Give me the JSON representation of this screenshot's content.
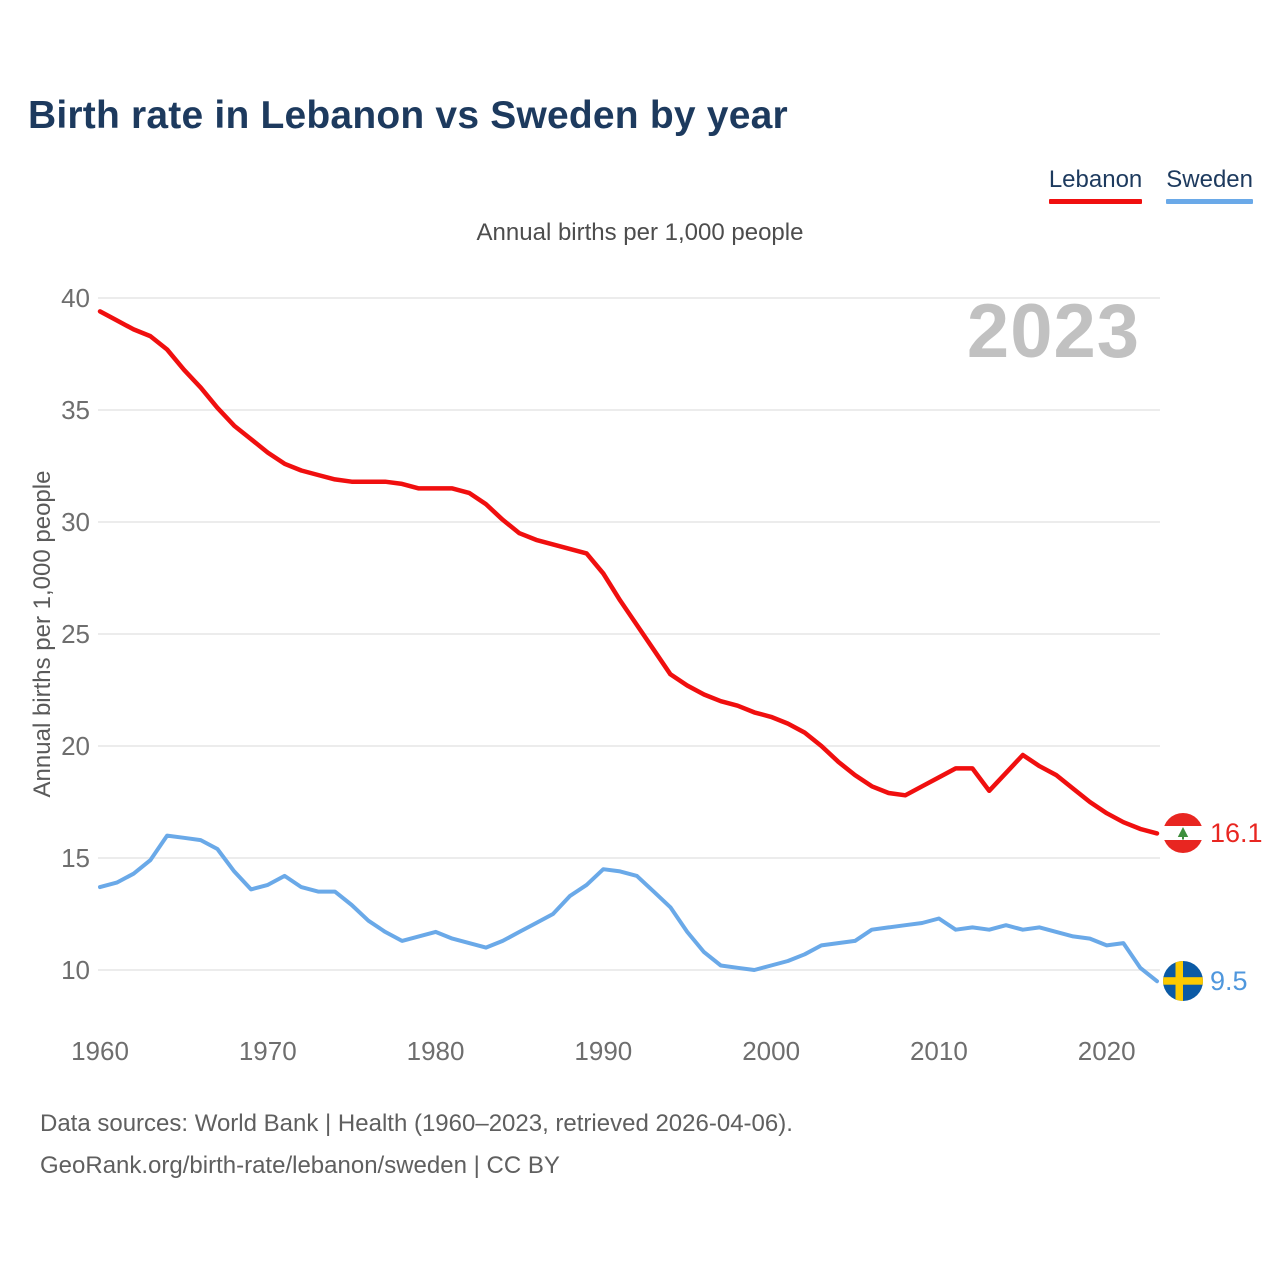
{
  "title": "Birth rate in Lebanon vs Sweden by year",
  "subtitle": "Annual births per 1,000 people",
  "watermark": "2023",
  "legend": {
    "items": [
      {
        "label": "Lebanon",
        "color": "#f00f0f"
      },
      {
        "label": "Sweden",
        "color": "#6aa9e8"
      }
    ]
  },
  "y_axis": {
    "title": "Annual births per 1,000 people",
    "ticks": [
      40,
      35,
      30,
      25,
      20,
      15,
      10
    ]
  },
  "x_axis": {
    "ticks": [
      1960,
      1970,
      1980,
      1990,
      2000,
      2010,
      2020
    ]
  },
  "end_labels": [
    {
      "series": "Lebanon",
      "value": "16.1",
      "color": "#e82621",
      "flag": "lebanon-flag-icon"
    },
    {
      "series": "Sweden",
      "value": "9.5",
      "color": "#4f97dd",
      "flag": "sweden-flag-icon"
    }
  ],
  "footer": {
    "line1": "Data sources: World Bank | Health (1960–2023, retrieved 2026-04-06).",
    "line2": "GeoRank.org/birth-rate/lebanon/sweden | CC BY"
  },
  "chart_data": {
    "type": "line",
    "title": "Birth rate in Lebanon vs Sweden by year",
    "xlabel": "",
    "ylabel": "Annual births per 1,000 people",
    "ylim": [
      10,
      40
    ],
    "xlim": [
      1960,
      2023
    ],
    "grid": "horizontal",
    "legend_position": "top-right",
    "x": [
      1960,
      1961,
      1962,
      1963,
      1964,
      1965,
      1966,
      1967,
      1968,
      1969,
      1970,
      1971,
      1972,
      1973,
      1974,
      1975,
      1976,
      1977,
      1978,
      1979,
      1980,
      1981,
      1982,
      1983,
      1984,
      1985,
      1986,
      1987,
      1988,
      1989,
      1990,
      1991,
      1992,
      1993,
      1994,
      1995,
      1996,
      1997,
      1998,
      1999,
      2000,
      2001,
      2002,
      2003,
      2004,
      2005,
      2006,
      2007,
      2008,
      2009,
      2010,
      2011,
      2012,
      2013,
      2014,
      2015,
      2016,
      2017,
      2018,
      2019,
      2020,
      2021,
      2022,
      2023
    ],
    "series": [
      {
        "name": "Lebanon",
        "color": "#f00f0f",
        "stroke_width": 4.5,
        "values": [
          39.4,
          39.0,
          38.6,
          38.3,
          37.7,
          36.8,
          36.0,
          35.1,
          34.3,
          33.7,
          33.1,
          32.6,
          32.3,
          32.1,
          31.9,
          31.8,
          31.8,
          31.8,
          31.7,
          31.5,
          31.5,
          31.5,
          31.3,
          30.8,
          30.1,
          29.5,
          29.2,
          29.0,
          28.8,
          28.6,
          27.7,
          26.5,
          25.4,
          24.3,
          23.2,
          22.7,
          22.3,
          22.0,
          21.8,
          21.5,
          21.3,
          21.0,
          20.6,
          20.0,
          19.3,
          18.7,
          18.2,
          17.9,
          17.8,
          18.2,
          18.6,
          19.0,
          19.0,
          18.0,
          18.8,
          19.6,
          19.1,
          18.7,
          18.1,
          17.5,
          17.0,
          16.6,
          16.3,
          16.1
        ]
      },
      {
        "name": "Sweden",
        "color": "#6aa9e8",
        "stroke_width": 4,
        "values": [
          13.7,
          13.9,
          14.3,
          14.9,
          16.0,
          15.9,
          15.8,
          15.4,
          14.4,
          13.6,
          13.8,
          14.2,
          13.7,
          13.5,
          13.5,
          12.9,
          12.2,
          11.7,
          11.3,
          11.5,
          11.7,
          11.4,
          11.2,
          11.0,
          11.3,
          11.7,
          12.1,
          12.5,
          13.3,
          13.8,
          14.5,
          14.4,
          14.2,
          13.5,
          12.8,
          11.7,
          10.8,
          10.2,
          10.1,
          10.0,
          10.2,
          10.4,
          10.7,
          11.1,
          11.2,
          11.3,
          11.8,
          11.9,
          12.0,
          12.1,
          12.3,
          11.8,
          11.9,
          11.8,
          12.0,
          11.8,
          11.9,
          11.7,
          11.5,
          11.4,
          11.1,
          11.2,
          10.1,
          9.5
        ]
      }
    ]
  }
}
================================
- [Exercise objective]: Reproduce the records, all of them, word for word; omit the pictures.

- [The output]:
Give me the JSON representation of this screenshot's content.
{
  "title": "Birth rate in Lebanon vs Sweden by year",
  "subtitle": "Annual births per 1,000 people",
  "watermark": "2023",
  "legend": {
    "items": [
      {
        "label": "Lebanon",
        "color": "#f00f0f"
      },
      {
        "label": "Sweden",
        "color": "#6aa9e8"
      }
    ]
  },
  "y_axis": {
    "title": "Annual births per 1,000 people",
    "ticks": [
      40,
      35,
      30,
      25,
      20,
      15,
      10
    ]
  },
  "x_axis": {
    "ticks": [
      1960,
      1970,
      1980,
      1990,
      2000,
      2010,
      2020
    ]
  },
  "end_labels": [
    {
      "series": "Lebanon",
      "value": "16.1",
      "color": "#e82621",
      "flag": "lebanon-flag-icon"
    },
    {
      "series": "Sweden",
      "value": "9.5",
      "color": "#4f97dd",
      "flag": "sweden-flag-icon"
    }
  ],
  "footer": {
    "line1": "Data sources: World Bank | Health (1960–2023, retrieved 2026-04-06).",
    "line2": "GeoRank.org/birth-rate/lebanon/sweden | CC BY"
  },
  "chart_data": {
    "type": "line",
    "title": "Birth rate in Lebanon vs Sweden by year",
    "xlabel": "",
    "ylabel": "Annual births per 1,000 people",
    "ylim": [
      10,
      40
    ],
    "xlim": [
      1960,
      2023
    ],
    "grid": "horizontal",
    "legend_position": "top-right",
    "x": [
      1960,
      1961,
      1962,
      1963,
      1964,
      1965,
      1966,
      1967,
      1968,
      1969,
      1970,
      1971,
      1972,
      1973,
      1974,
      1975,
      1976,
      1977,
      1978,
      1979,
      1980,
      1981,
      1982,
      1983,
      1984,
      1985,
      1986,
      1987,
      1988,
      1989,
      1990,
      1991,
      1992,
      1993,
      1994,
      1995,
      1996,
      1997,
      1998,
      1999,
      2000,
      2001,
      2002,
      2003,
      2004,
      2005,
      2006,
      2007,
      2008,
      2009,
      2010,
      2011,
      2012,
      2013,
      2014,
      2015,
      2016,
      2017,
      2018,
      2019,
      2020,
      2021,
      2022,
      2023
    ],
    "series": [
      {
        "name": "Lebanon",
        "color": "#f00f0f",
        "stroke_width": 4.5,
        "values": [
          39.4,
          39.0,
          38.6,
          38.3,
          37.7,
          36.8,
          36.0,
          35.1,
          34.3,
          33.7,
          33.1,
          32.6,
          32.3,
          32.1,
          31.9,
          31.8,
          31.8,
          31.8,
          31.7,
          31.5,
          31.5,
          31.5,
          31.3,
          30.8,
          30.1,
          29.5,
          29.2,
          29.0,
          28.8,
          28.6,
          27.7,
          26.5,
          25.4,
          24.3,
          23.2,
          22.7,
          22.3,
          22.0,
          21.8,
          21.5,
          21.3,
          21.0,
          20.6,
          20.0,
          19.3,
          18.7,
          18.2,
          17.9,
          17.8,
          18.2,
          18.6,
          19.0,
          19.0,
          18.0,
          18.8,
          19.6,
          19.1,
          18.7,
          18.1,
          17.5,
          17.0,
          16.6,
          16.3,
          16.1
        ]
      },
      {
        "name": "Sweden",
        "color": "#6aa9e8",
        "stroke_width": 4,
        "values": [
          13.7,
          13.9,
          14.3,
          14.9,
          16.0,
          15.9,
          15.8,
          15.4,
          14.4,
          13.6,
          13.8,
          14.2,
          13.7,
          13.5,
          13.5,
          12.9,
          12.2,
          11.7,
          11.3,
          11.5,
          11.7,
          11.4,
          11.2,
          11.0,
          11.3,
          11.7,
          12.1,
          12.5,
          13.3,
          13.8,
          14.5,
          14.4,
          14.2,
          13.5,
          12.8,
          11.7,
          10.8,
          10.2,
          10.1,
          10.0,
          10.2,
          10.4,
          10.7,
          11.1,
          11.2,
          11.3,
          11.8,
          11.9,
          12.0,
          12.1,
          12.3,
          11.8,
          11.9,
          11.8,
          12.0,
          11.8,
          11.9,
          11.7,
          11.5,
          11.4,
          11.1,
          11.2,
          10.1,
          9.5
        ]
      }
    ]
  }
}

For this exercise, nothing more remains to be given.